▶ **Given instruction**
Look for the string "года" and copy every line that has it.

▶ **Material for this task**

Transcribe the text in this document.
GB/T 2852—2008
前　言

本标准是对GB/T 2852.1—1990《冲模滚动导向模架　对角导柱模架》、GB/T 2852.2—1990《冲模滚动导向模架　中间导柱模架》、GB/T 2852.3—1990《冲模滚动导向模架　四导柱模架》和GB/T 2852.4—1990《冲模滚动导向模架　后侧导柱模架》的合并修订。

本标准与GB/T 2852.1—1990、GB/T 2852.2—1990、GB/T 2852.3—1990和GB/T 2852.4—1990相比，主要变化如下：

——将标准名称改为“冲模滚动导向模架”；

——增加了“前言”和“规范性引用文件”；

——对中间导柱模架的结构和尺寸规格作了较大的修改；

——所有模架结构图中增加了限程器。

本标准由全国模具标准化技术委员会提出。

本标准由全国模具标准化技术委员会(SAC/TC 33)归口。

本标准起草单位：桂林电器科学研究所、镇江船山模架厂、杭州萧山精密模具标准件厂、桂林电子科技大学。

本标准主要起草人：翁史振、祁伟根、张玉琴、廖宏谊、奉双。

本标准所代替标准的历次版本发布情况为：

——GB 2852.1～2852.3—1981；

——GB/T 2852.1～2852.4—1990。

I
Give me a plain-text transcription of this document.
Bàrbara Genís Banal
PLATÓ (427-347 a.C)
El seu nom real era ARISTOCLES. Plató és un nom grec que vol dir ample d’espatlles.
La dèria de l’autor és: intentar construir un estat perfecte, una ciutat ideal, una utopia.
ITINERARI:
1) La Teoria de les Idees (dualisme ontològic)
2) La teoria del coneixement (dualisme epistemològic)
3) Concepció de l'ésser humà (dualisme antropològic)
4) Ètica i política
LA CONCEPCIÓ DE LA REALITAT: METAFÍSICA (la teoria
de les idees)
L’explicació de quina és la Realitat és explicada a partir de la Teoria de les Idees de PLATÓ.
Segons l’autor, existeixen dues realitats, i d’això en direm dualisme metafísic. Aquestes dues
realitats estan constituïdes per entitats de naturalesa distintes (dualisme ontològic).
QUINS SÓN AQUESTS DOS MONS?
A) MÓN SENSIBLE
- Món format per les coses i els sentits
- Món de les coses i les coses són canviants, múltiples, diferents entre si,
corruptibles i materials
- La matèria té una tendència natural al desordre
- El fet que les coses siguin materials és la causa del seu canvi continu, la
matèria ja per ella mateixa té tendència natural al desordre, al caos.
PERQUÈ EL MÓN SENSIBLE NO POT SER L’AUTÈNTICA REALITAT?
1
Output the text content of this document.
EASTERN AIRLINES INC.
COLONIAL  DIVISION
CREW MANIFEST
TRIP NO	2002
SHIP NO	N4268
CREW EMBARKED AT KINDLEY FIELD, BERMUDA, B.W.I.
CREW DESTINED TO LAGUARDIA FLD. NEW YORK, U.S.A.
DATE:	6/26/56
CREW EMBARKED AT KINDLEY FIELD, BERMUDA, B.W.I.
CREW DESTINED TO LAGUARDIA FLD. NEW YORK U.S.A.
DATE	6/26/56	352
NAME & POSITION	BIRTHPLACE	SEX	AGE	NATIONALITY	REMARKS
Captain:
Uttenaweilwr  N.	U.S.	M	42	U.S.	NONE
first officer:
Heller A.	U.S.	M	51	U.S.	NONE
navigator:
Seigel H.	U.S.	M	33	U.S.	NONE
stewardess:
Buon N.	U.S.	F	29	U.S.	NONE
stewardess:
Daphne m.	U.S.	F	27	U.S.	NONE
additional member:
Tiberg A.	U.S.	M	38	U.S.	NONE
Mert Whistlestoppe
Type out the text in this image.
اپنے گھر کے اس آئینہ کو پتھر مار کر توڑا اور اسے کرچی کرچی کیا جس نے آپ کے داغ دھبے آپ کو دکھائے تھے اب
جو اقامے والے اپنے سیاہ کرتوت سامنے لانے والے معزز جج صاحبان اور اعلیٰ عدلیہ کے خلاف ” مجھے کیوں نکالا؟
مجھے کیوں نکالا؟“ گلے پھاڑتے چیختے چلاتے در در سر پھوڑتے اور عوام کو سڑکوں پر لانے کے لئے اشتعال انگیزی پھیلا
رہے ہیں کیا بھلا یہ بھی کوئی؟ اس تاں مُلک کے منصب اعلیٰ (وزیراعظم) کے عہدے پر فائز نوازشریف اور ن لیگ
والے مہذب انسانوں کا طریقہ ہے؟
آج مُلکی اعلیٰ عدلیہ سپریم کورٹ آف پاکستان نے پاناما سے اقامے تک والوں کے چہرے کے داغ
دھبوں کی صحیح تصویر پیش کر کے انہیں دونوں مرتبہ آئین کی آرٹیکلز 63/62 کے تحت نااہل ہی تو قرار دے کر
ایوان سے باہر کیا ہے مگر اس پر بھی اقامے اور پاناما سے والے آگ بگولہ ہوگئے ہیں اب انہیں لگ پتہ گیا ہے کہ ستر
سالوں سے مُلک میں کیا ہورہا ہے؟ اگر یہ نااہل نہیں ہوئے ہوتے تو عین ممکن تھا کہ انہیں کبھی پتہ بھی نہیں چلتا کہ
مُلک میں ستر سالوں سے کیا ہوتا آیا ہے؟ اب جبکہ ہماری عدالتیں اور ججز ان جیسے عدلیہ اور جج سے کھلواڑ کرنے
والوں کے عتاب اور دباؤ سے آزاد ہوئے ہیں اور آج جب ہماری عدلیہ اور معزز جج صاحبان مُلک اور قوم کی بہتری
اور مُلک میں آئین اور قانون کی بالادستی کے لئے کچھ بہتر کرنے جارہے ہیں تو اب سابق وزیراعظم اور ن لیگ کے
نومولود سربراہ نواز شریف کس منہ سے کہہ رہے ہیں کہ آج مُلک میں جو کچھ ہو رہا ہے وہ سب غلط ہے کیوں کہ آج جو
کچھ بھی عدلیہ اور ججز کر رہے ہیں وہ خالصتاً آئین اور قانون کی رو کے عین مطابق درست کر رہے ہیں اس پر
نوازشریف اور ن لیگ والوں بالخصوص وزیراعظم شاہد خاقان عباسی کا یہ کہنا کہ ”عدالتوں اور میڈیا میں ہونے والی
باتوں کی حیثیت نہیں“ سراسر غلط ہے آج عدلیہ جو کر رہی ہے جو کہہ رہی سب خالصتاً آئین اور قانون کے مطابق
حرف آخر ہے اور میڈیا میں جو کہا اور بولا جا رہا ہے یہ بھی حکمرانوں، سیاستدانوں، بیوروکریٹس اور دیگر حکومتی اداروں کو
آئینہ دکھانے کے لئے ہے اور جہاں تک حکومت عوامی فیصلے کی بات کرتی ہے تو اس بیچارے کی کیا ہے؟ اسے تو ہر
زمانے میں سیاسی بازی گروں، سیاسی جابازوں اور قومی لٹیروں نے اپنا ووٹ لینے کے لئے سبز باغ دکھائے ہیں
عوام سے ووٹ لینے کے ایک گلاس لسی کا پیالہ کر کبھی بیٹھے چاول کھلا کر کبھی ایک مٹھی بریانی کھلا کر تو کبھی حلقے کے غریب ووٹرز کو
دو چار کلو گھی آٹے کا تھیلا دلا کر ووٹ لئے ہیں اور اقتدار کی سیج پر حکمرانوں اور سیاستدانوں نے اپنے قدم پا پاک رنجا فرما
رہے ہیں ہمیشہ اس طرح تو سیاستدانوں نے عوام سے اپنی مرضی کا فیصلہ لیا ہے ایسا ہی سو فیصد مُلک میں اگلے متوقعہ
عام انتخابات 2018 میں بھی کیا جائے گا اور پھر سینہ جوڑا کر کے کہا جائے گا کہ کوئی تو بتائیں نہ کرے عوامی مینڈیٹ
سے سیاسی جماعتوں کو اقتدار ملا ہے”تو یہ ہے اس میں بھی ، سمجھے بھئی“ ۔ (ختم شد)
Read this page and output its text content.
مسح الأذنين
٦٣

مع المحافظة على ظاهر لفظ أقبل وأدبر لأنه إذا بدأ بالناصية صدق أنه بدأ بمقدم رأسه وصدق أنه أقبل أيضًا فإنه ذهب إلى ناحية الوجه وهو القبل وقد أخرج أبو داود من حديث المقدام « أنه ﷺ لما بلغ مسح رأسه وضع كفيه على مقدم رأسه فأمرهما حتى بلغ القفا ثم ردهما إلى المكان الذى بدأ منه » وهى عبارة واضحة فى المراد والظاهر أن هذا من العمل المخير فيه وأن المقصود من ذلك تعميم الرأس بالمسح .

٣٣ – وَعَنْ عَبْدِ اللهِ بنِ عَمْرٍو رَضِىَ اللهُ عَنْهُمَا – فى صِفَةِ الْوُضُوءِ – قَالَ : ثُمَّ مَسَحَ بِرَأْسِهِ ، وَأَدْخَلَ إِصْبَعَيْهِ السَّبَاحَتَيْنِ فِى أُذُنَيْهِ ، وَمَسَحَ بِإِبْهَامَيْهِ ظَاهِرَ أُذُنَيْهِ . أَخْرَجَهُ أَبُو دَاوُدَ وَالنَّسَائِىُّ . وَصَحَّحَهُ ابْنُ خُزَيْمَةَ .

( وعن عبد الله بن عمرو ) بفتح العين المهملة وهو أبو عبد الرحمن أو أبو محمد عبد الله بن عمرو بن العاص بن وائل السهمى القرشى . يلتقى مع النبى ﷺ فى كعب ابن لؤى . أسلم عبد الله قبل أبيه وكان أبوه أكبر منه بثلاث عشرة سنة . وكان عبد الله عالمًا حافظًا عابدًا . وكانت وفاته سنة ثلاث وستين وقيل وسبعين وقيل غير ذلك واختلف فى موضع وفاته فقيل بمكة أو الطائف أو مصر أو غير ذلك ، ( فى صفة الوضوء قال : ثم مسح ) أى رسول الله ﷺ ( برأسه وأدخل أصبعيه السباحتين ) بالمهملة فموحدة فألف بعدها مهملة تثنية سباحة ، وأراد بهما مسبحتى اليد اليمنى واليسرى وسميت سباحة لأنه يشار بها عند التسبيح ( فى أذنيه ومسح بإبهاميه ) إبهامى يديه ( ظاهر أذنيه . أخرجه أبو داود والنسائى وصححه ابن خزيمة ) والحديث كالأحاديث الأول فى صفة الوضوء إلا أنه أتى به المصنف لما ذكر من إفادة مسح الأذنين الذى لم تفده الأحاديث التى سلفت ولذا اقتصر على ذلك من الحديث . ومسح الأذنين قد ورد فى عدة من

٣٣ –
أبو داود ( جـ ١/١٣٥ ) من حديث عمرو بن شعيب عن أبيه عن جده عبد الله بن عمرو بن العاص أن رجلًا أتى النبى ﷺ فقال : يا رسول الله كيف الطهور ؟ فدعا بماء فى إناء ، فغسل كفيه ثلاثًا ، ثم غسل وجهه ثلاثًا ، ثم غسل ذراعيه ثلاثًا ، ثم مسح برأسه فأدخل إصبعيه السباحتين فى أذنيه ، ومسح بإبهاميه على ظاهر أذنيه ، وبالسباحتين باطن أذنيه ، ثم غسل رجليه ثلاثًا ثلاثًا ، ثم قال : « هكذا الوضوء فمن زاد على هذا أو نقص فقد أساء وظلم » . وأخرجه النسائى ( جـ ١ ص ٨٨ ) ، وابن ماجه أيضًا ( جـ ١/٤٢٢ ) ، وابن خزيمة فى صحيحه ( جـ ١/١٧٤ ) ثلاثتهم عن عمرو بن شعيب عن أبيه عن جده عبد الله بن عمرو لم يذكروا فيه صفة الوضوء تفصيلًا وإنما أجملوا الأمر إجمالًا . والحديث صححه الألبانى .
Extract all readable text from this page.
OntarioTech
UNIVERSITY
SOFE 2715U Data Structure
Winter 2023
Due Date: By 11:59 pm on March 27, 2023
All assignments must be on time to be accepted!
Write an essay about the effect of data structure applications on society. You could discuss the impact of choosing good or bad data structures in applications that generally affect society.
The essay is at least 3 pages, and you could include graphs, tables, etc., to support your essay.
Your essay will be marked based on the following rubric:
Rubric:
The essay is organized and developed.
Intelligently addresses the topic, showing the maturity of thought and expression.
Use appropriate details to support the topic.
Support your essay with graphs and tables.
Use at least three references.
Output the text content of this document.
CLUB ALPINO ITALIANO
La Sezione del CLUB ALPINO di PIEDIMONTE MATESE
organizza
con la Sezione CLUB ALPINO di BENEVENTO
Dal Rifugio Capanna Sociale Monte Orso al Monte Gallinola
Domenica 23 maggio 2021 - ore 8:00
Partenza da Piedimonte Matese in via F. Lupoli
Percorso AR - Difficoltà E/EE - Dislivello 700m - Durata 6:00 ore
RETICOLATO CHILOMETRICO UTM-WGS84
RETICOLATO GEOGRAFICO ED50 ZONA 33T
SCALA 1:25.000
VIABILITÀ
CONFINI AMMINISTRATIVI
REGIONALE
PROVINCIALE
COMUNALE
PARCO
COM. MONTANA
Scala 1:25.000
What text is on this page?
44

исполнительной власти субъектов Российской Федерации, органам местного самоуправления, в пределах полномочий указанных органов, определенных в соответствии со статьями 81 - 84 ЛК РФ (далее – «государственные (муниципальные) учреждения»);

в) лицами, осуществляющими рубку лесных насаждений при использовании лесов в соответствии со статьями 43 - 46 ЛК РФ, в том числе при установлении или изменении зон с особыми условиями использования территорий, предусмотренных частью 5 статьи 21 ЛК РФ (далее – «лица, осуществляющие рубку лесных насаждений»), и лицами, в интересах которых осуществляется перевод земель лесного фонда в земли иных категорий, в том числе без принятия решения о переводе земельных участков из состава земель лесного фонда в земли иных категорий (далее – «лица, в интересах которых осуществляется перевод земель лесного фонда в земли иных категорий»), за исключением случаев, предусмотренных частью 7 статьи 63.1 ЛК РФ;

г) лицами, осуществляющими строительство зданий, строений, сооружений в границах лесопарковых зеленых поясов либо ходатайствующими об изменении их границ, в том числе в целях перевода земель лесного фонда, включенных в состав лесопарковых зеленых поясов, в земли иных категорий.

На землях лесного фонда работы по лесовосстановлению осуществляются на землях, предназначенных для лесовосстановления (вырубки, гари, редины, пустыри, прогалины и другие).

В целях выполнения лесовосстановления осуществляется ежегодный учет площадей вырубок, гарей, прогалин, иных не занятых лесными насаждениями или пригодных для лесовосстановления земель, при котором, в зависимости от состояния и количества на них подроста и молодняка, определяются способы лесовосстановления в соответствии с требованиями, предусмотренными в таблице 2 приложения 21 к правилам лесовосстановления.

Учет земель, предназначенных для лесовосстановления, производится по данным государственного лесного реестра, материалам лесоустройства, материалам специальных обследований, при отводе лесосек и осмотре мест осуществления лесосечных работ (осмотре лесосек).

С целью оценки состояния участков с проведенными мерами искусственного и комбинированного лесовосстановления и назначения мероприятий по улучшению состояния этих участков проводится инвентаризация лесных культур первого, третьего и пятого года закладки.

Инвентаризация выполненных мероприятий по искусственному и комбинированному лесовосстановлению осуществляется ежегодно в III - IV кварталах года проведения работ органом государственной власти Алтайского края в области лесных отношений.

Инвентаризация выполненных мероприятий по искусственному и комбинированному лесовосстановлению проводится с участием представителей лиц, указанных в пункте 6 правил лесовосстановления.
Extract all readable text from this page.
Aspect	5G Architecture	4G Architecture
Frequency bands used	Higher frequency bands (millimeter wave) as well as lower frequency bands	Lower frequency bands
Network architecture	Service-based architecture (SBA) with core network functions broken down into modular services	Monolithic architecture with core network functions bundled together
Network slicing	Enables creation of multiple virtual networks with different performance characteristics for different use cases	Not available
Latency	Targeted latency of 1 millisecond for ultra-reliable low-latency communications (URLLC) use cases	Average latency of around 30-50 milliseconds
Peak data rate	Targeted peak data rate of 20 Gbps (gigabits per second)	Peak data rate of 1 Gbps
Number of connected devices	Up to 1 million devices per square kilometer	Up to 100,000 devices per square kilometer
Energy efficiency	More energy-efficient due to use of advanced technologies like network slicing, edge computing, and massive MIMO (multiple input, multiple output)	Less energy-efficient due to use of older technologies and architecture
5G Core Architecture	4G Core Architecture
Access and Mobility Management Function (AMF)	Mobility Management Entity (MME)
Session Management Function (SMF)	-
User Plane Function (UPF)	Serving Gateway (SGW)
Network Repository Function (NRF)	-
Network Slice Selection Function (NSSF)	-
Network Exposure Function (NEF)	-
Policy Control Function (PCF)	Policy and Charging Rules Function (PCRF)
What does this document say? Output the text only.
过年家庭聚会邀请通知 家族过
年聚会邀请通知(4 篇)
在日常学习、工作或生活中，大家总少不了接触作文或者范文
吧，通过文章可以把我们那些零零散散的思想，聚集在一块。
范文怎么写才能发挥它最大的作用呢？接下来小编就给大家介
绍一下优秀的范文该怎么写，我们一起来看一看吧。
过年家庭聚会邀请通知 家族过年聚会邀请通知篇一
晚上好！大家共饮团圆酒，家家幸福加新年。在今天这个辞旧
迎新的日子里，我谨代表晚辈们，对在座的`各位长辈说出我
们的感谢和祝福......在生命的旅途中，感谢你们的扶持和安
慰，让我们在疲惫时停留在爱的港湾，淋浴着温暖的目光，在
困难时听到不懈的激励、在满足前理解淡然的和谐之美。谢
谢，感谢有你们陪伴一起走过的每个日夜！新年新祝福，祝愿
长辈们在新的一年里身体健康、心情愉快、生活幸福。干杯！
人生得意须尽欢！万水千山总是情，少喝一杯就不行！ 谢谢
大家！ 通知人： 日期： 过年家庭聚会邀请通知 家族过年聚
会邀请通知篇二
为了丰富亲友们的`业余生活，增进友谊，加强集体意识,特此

▶ **Reply to the task**
С целью оценки состояния участков с проведенными мерами искусственного и комбинированного лесовосстановления и назначения мероприятий по улучшению состояния этих участков проводится инвентаризация лесных культур первого, третьего и пятого года закладки.
Инвентаризация выполненных мероприятий по искусственному и комбинированному лесовосстановлению осуществляется ежегодно в III - IV кварталах года проведения работ органом государственной власти Алтайского края в области лесных отношений.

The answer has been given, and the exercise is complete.